— TO BE DONE —
Write down every entry below once more, exactly.

— DATA SUPPLIED —

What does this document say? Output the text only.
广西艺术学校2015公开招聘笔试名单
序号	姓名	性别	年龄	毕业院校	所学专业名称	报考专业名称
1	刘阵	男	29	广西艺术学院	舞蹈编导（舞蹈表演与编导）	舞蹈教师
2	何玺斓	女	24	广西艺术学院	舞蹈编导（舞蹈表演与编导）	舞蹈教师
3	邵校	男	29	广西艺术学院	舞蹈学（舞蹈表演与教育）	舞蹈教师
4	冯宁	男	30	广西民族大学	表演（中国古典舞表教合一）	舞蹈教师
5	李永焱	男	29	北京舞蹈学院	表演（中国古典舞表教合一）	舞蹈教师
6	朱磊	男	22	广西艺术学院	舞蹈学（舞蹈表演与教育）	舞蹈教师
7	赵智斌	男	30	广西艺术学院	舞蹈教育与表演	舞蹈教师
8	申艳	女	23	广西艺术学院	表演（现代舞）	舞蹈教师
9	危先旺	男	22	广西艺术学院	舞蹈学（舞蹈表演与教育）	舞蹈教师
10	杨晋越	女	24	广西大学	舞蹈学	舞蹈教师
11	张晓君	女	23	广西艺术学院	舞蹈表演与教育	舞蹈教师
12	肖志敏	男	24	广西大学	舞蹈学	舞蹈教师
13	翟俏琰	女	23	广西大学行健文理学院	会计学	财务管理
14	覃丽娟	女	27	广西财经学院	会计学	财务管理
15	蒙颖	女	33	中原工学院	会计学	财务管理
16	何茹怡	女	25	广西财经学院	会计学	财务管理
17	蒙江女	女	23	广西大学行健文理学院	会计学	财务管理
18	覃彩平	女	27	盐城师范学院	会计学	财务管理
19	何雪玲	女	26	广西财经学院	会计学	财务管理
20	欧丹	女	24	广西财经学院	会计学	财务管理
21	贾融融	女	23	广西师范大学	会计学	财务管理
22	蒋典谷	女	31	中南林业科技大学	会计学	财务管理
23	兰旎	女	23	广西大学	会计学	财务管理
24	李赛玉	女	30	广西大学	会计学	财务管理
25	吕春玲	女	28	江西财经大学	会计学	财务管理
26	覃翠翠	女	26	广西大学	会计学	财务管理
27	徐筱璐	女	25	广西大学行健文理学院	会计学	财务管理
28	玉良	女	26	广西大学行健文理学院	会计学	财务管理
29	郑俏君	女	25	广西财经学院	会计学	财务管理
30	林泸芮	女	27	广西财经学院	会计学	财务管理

— ANSWER TO THIS EXERCISE —
What does this document say? Output the text only.
广西艺术学校2015公开招聘笔试名单
序号	姓名	性别	年龄	毕业院校	所学专业名称	报考专业名称
1	刘阵	男	29	广西艺术学院	舞蹈编导（舞蹈表演与编导）	舞蹈教师
2	何玺斓	女	24	广西艺术学院	舞蹈编导（舞蹈表演与编导）	舞蹈教师
3	邵校	男	29	广西艺术学院	舞蹈学（舞蹈表演与教育）	舞蹈教师
4	冯宁	男	30	广西民族大学	表演（中国古典舞表教合一）	舞蹈教师
5	李永焱	男	29	北京舞蹈学院	表演（中国古典舞表教合一）	舞蹈教师
6	朱磊	男	22	广西艺术学院	舞蹈学（舞蹈表演与教育）	舞蹈教师
7	赵智斌	男	30	广西艺术学院	舞蹈教育与表演	舞蹈教师
8	申艳	女	23	广西艺术学院	表演（现代舞）	舞蹈教师
9	危先旺	男	22	广西艺术学院	舞蹈学（舞蹈表演与教育）	舞蹈教师
10	杨晋越	女	24	广西大学	舞蹈学	舞蹈教师
11	张晓君	女	23	广西艺术学院	舞蹈表演与教育	舞蹈教师
12	肖志敏	男	24	广西大学	舞蹈学	舞蹈教师
13	翟俏琰	女	23	广西大学行健文理学院	会计学	财务管理
14	覃丽娟	女	27	广西财经学院	会计学	财务管理
15	蒙颖	女	33	中原工学院	会计学	财务管理
16	何茹怡	女	25	广西财经学院	会计学	财务管理
17	蒙江女	女	23	广西大学行健文理学院	会计学	财务管理
18	覃彩平	女	27	盐城师范学院	会计学	财务管理
19	何雪玲	女	26	广西财经学院	会计学	财务管理
20	欧丹	女	24	广西财经学院	会计学	财务管理
21	贾融融	女	23	广西师范大学	会计学	财务管理
22	蒋典谷	女	31	中南林业科技大学	会计学	财务管理
23	兰旎	女	23	广西大学	会计学	财务管理
24	李赛玉	女	30	广西大学	会计学	财务管理
25	吕春玲	女	28	江西财经大学	会计学	财务管理
26	覃翠翠	女	26	广西大学	会计学	财务管理
27	徐筱璐	女	25	广西大学行健文理学院	会计学	财务管理
28	玉良	女	26	广西大学行健文理学院	会计学	财务管理
29	郑俏君	女	25	广西财经学院	会计学	财务管理
30	林泸芮	女	27	广西财经学院	会计学	财务管理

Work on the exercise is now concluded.